• [YOUR TASK]: Copy the entries starting at the beginning of the records and ending at the line containing "baseline-axis: [57, 827, 1061, 833]", with "bounding boxes" renamed to "coordinates" and nothing else changed.

• [AVAILABLE DATA]:
* * * *

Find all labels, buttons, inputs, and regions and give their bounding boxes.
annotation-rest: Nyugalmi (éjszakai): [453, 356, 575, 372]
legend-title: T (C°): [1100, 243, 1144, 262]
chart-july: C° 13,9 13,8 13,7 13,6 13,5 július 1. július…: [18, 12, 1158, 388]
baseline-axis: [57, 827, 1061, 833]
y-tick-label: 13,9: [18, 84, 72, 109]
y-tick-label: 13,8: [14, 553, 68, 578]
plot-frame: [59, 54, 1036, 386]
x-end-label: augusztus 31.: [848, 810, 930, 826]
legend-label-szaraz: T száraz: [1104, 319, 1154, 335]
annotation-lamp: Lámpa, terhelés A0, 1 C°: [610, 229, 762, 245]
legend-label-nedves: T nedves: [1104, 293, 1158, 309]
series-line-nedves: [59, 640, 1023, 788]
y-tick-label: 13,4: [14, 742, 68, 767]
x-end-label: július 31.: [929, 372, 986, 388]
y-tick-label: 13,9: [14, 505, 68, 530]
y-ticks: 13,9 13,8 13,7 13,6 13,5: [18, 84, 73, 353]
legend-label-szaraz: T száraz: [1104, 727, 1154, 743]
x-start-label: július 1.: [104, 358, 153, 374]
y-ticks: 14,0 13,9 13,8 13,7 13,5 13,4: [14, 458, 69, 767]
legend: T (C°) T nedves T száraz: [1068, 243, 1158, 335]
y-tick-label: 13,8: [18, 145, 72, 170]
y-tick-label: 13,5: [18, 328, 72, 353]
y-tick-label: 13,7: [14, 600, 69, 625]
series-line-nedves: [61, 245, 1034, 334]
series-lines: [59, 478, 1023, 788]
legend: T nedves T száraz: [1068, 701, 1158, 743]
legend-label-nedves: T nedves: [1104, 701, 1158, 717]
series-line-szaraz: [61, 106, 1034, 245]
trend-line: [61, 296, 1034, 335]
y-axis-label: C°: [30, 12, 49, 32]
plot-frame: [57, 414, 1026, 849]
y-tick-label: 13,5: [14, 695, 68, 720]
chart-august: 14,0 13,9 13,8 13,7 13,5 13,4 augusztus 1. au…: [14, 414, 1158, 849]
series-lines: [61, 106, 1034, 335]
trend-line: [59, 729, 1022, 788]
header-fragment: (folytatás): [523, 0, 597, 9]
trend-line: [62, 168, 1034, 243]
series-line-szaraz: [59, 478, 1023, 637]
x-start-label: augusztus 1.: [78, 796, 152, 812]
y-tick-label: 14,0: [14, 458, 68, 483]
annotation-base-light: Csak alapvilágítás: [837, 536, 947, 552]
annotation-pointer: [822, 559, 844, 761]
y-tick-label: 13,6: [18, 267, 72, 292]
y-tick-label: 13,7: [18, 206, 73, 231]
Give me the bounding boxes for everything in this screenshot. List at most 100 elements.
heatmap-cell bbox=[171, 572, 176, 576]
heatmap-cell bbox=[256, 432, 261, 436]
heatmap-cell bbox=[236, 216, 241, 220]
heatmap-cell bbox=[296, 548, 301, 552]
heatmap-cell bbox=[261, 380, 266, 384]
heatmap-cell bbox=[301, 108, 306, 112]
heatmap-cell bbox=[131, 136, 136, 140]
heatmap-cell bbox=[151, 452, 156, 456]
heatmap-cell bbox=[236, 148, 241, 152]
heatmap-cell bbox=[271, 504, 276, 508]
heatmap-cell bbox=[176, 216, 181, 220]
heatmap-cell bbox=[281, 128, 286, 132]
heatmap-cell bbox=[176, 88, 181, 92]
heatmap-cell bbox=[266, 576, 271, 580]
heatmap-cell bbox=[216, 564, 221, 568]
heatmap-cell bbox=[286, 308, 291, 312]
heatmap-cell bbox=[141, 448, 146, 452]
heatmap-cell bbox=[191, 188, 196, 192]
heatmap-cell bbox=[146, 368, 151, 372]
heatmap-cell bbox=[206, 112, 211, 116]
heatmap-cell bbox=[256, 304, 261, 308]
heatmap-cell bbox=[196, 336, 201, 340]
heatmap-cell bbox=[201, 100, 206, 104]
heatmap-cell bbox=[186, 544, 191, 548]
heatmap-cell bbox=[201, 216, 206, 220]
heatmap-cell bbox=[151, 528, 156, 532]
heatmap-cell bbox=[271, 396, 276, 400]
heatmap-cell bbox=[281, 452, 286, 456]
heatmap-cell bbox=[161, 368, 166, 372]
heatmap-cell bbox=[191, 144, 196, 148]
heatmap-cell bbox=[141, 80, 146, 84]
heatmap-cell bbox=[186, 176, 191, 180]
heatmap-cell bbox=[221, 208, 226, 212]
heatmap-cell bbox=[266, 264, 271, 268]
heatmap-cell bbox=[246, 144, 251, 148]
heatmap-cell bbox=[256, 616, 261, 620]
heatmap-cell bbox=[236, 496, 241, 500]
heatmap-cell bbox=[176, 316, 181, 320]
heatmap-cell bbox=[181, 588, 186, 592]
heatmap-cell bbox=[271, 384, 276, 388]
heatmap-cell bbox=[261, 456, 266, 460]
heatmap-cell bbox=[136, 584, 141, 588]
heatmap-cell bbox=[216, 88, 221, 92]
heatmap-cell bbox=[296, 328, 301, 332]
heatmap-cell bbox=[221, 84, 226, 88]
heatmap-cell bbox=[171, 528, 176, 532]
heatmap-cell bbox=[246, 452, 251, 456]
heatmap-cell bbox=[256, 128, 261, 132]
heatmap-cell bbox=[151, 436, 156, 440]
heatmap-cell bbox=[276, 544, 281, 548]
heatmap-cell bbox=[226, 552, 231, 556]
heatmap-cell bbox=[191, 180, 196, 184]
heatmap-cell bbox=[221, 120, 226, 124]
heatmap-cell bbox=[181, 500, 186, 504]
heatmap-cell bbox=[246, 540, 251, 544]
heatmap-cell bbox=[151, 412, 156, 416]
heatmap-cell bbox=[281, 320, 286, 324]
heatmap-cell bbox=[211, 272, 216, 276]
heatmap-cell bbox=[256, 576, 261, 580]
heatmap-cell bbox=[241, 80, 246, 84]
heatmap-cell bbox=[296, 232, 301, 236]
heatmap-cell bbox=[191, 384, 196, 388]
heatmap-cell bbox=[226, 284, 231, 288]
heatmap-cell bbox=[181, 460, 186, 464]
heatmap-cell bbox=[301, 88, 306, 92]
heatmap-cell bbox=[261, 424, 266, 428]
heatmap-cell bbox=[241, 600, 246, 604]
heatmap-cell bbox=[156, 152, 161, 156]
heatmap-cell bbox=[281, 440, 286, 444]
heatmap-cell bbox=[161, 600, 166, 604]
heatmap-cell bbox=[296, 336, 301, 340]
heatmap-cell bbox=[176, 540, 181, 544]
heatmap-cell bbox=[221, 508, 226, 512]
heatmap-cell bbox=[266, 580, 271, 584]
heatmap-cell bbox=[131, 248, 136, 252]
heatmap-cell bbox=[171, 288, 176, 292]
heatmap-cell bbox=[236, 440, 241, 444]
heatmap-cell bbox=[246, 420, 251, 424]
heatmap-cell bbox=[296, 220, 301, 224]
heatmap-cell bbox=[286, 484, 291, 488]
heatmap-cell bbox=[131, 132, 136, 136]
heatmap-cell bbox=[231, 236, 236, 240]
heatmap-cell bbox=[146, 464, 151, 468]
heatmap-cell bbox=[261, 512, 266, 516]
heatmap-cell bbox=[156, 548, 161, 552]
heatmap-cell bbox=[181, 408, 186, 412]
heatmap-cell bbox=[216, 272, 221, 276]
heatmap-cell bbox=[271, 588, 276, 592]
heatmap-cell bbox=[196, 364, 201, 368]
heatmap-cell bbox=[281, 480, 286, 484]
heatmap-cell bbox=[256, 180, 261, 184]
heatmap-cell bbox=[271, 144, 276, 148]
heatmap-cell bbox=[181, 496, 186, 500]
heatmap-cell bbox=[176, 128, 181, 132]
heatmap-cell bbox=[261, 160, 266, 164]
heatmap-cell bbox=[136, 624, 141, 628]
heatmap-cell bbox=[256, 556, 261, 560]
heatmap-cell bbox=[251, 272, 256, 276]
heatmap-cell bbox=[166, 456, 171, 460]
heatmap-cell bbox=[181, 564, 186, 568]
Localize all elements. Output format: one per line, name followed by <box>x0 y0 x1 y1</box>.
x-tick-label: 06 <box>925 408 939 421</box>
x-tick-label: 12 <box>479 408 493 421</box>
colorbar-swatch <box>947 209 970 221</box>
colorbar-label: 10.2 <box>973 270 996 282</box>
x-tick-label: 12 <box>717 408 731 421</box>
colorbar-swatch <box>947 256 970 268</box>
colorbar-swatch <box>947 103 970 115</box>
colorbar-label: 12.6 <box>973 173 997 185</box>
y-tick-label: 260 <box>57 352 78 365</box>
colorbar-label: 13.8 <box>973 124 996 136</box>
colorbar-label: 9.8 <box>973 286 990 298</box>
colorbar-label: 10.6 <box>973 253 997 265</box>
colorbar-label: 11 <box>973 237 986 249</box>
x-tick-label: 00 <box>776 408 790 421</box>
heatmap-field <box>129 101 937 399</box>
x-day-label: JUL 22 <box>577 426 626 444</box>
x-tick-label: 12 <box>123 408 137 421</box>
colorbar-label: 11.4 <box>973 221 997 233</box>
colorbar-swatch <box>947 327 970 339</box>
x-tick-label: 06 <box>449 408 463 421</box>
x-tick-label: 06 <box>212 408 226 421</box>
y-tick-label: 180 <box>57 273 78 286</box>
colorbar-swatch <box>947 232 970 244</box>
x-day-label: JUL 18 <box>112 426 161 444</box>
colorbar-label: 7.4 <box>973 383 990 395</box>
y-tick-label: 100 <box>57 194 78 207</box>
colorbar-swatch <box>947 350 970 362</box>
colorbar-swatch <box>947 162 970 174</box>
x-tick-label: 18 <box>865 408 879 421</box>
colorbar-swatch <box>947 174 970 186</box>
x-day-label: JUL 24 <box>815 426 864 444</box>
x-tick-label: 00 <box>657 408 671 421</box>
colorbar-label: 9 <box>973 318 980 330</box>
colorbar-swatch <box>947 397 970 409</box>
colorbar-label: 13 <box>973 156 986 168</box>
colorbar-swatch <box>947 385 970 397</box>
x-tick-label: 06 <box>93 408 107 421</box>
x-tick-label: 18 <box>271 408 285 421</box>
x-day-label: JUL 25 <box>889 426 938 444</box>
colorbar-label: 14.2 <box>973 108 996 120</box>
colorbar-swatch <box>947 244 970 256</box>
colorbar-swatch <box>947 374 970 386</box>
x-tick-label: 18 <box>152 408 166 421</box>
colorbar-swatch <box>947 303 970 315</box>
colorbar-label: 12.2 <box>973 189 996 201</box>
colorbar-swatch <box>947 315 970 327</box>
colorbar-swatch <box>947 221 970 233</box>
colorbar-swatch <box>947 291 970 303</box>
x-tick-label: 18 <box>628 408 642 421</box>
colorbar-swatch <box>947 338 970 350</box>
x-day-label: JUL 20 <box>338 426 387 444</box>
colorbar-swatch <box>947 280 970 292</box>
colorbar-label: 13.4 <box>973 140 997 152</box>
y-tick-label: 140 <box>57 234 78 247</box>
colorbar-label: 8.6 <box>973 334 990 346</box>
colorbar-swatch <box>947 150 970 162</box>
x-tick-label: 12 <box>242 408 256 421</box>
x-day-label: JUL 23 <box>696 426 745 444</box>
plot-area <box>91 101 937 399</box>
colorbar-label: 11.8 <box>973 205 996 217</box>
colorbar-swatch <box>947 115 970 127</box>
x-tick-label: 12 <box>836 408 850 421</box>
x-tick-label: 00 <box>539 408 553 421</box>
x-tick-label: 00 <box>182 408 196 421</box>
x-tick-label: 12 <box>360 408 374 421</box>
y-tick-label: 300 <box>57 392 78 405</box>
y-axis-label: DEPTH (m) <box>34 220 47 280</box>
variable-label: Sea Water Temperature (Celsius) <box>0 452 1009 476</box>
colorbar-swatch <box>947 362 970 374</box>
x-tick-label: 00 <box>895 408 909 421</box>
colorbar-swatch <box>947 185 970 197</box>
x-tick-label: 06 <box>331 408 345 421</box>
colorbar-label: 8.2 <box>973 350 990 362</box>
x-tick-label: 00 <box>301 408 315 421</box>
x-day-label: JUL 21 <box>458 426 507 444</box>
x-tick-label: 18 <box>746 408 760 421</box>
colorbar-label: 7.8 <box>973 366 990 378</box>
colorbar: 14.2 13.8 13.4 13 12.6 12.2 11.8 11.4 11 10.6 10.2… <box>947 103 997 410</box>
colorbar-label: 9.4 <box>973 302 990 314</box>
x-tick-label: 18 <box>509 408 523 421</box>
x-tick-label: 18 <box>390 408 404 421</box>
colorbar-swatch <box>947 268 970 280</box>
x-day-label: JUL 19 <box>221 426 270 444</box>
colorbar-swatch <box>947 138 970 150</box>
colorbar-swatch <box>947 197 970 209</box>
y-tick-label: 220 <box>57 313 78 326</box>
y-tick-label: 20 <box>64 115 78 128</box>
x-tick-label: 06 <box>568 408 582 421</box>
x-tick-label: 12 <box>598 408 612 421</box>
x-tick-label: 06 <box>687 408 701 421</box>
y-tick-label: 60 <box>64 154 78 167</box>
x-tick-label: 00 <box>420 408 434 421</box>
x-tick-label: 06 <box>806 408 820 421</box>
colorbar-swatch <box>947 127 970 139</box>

* * * *

• [FINISHED EXERCISE]:
Find all labels, buttons, inputs, and regions and give their coordinates.
annotation-rest: Nyugalmi (éjszakai): [453, 356, 575, 372]
legend-title: T (C°): [1100, 243, 1144, 262]
chart-july: C° 13,9 13,8 13,7 13,6 13,5 július 1. július…: [18, 12, 1158, 388]
baseline-axis: [57, 827, 1061, 833]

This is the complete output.